_Given exercise_
Identify every line in the records below that contains the word "details", and copy each of those lines.

Data records:
##############################

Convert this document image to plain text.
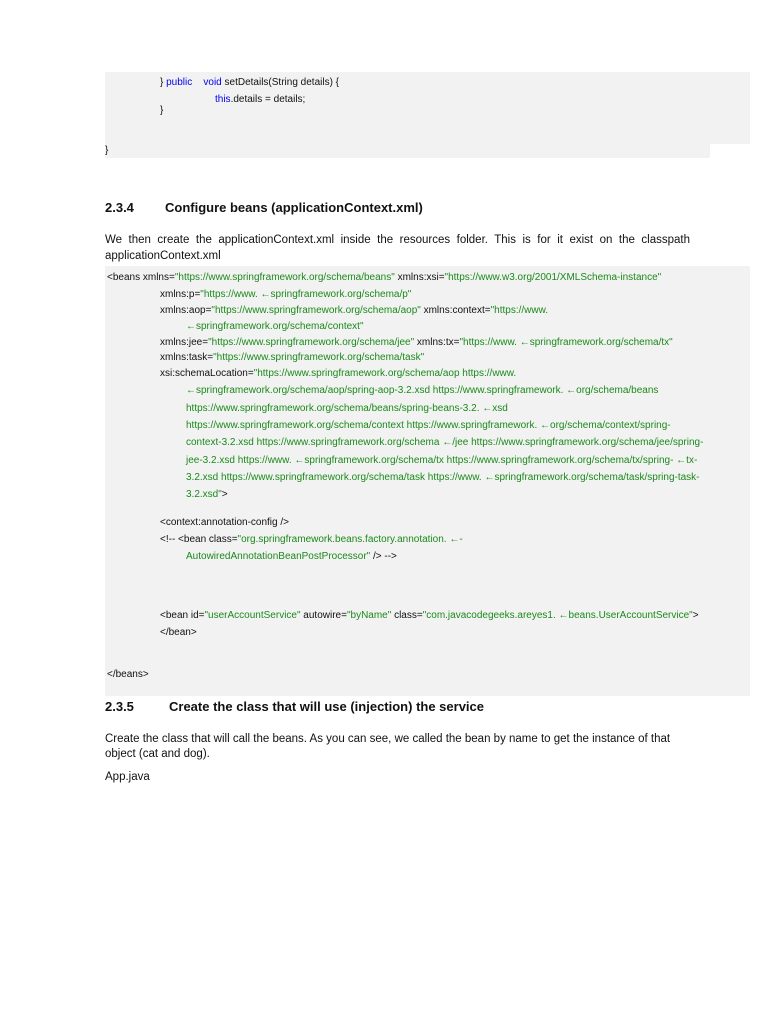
} public void setDetails(String details) {
this.details = details;
}
}
2.3.4 Configure beans (applicationContext.xml)
We then create the applicationContext.xml inside the resources folder. This is for it exist on the classpath
applicationContext.xml
<beans xmlns="https://www.springframework.org/schema/beans" xmlns:xsi="https://www.w3.org/2001/XMLSchema-instance"
xmlns:p="https://www. ←springframework.org/schema/p"
xmlns:aop="https://www.springframework.org/schema/aop" xmlns:context="https://www.
←springframework.org/schema/context"
xmlns:jee="https://www.springframework.org/schema/jee" xmlns:tx="https://www. ←springframework.org/schema/tx"
xmlns:task="https://www.springframework.org/schema/task"
xsi:schemaLocation="https://www.springframework.org/schema/aop https://www.
←springframework.org/schema/aop/spring-aop-3.2.xsd https://www.springframework. ←org/schema/beans
https://www.springframework.org/schema/beans/spring-beans-3.2. ←xsd
https://www.springframework.org/schema/context https://www.springframework. ←org/schema/context/spring-
context-3.2.xsd https://www.springframework.org/schema ←/jee https://www.springframework.org/schema/jee/spring-
jee-3.2.xsd https://www. ←springframework.org/schema/tx https://www.springframework.org/schema/tx/spring- ←tx-
3.2.xsd https://www.springframework.org/schema/task https://www. ←springframework.org/schema/task/spring-task-
3.2.xsd">
<context:annotation-config />
<!-- <bean class="org.springframework.beans.factory.annotation. ←-
AutowiredAnnotationBeanPostProcessor" /> -->
<bean id="userAccountService" autowire="byName" class="com.javacodegeeks.areyes1. ←beans.UserAccountService">
</bean>
</beans>
2.3.5	Create the class that will use (injection) the service
Create the class that will call the beans. As you can see, we called the bean by name to get the instance of that
object (cat and dog).
App.java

##############################

_Answer below_
} public void setDetails(String details) {
this.details = details;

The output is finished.